─── Supplied material
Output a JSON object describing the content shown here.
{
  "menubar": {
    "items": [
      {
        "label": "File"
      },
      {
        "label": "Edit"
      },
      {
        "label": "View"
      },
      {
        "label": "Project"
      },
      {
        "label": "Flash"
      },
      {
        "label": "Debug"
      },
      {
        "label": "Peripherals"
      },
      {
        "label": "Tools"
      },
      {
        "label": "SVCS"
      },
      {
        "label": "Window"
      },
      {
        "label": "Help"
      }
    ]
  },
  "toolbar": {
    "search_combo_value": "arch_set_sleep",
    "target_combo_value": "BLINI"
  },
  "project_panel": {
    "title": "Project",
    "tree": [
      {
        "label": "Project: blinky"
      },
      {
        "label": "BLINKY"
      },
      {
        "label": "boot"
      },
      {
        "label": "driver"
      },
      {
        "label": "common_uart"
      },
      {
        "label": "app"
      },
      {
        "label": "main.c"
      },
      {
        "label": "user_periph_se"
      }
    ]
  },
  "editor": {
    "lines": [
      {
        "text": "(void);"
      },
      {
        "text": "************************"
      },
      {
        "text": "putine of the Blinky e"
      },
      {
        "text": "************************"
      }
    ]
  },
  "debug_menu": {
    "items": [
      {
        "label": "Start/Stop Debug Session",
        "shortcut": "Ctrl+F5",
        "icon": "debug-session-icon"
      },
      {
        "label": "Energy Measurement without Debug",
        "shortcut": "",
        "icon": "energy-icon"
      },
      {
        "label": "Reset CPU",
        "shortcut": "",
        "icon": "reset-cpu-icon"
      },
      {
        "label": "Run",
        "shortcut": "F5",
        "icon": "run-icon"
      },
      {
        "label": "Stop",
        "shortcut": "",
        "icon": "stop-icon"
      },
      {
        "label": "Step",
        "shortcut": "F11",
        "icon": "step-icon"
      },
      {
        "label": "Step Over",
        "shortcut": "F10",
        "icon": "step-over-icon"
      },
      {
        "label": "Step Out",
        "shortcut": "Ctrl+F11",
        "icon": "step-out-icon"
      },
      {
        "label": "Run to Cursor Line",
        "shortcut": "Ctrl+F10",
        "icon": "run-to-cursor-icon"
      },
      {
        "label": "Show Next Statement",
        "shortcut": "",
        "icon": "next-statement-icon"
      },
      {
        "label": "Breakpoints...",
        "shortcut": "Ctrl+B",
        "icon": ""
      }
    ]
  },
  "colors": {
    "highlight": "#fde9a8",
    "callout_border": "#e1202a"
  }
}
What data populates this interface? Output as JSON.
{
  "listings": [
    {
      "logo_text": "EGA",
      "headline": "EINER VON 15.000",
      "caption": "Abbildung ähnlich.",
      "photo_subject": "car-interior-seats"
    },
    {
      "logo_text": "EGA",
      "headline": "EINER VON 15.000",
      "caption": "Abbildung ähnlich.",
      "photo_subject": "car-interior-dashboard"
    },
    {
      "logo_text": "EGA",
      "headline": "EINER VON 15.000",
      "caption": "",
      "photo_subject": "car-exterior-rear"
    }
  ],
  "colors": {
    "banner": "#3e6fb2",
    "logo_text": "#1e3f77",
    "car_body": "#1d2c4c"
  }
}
──────
### Task details
Restate the data above word for word, please.

### The output
Output a JSON object describing the content shown here.
{
  "menubar": {
    "items": [
      {
        "label": "File"
      },
      {
        "label": "Edit"
      },
      {
        "label": "View"
      },
      {
        "label": "Project"
      },
      {
        "label": "Flash"
      },
      {
        "label": "Debug"
      },
      {
        "label": "Peripherals"
      },
      {
        "label": "Tools"
      },
      {
        "label": "SVCS"
      },
      {
        "label": "Window"
      },
      {
        "label": "Help"
      }
    ]
  },
  "toolbar": {
    "search_combo_value": "arch_set_sleep",
    "target_combo_value": "BLINI"
  },
  "project_panel": {
    "title": "Project",
    "tree": [
      {
        "label": "Project: blinky"
      },
      {
        "label": "BLINKY"
      },
      {
        "label": "boot"
      },
      {
        "label": "driver"
      },
      {
        "label": "common_uart"
      },
      {
        "label": "app"
      },
      {
        "label": "main.c"
      },
      {
        "label": "user_periph_se"
      }
    ]
  },
  "editor": {
    "lines": [
      {
        "text": "(void);"
      },
      {
        "text": "************************"
      },
      {
        "text": "putine of the Blinky e"
      },
      {
        "text": "************************"
      }
    ]
  },
  "debug_menu": {
    "items": [
      {
        "label": "Start/Stop Debug Session",
        "shortcut": "Ctrl+F5",
        "icon": "debug-session-icon"
      },
      {
        "label": "Energy Measurement without Debug",
        "shortcut": "",
        "icon": "energy-icon"
      },
      {
        "label": "Reset CPU",
        "shortcut": "",
        "icon": "reset-cpu-icon"
      },
      {
        "label": "Run",
        "shortcut": "F5",
        "icon": "run-icon"
      },
      {
        "label": "Stop",
        "shortcut": "",
        "icon": "stop-icon"
      },
      {
        "label": "Step",
        "shortcut": "F11",
        "icon": "step-icon"
      },
      {
        "label": "Step Over",
        "shortcut": "F10",
        "icon": "step-over-icon"
      },
      {
        "label": "Step Out",
        "shortcut": "Ctrl+F11",
        "icon": "step-out-icon"
      },
      {
        "label": "Run to Cursor Line",
        "shortcut": "Ctrl+F10",
        "icon": "run-to-cursor-icon"
      },
      {
        "label": "Show Next Statement",
        "shortcut": "",
        "icon": "next-statement-icon"
      },
      {
        "label": "Breakpoints...",
        "shortcut": "Ctrl+B",
        "icon": ""
      }
    ]
  },
  "colors": {
    "highlight": "#fde9a8",
    "callout_border": "#e1202a"
  }
}
What data populates this interface? Output as JSON.
{
  "listings": [
    {
      "logo_text": "EGA",
      "headline": "EINER VON 15.000",
      "caption": "Abbildung ähnlich.",
      "photo_subject": "car-interior-seats"
    },
    {
      "logo_text": "EGA",
      "headline": "EINER VON 15.000",
      "caption": "Abbildung ähnlich.",
      "photo_subject": "car-interior-dashboard"
    },
    {
      "logo_text": "EGA",
      "headline": "EINER VON 15.000",
      "caption": "",
      "photo_subject": "car-exterior-rear"
    }
  ],
  "colors": {
    "banner": "#3e6fb2",
    "logo_text": "#1e3f77",
    "car_body": "#1d2c4c"
  }
}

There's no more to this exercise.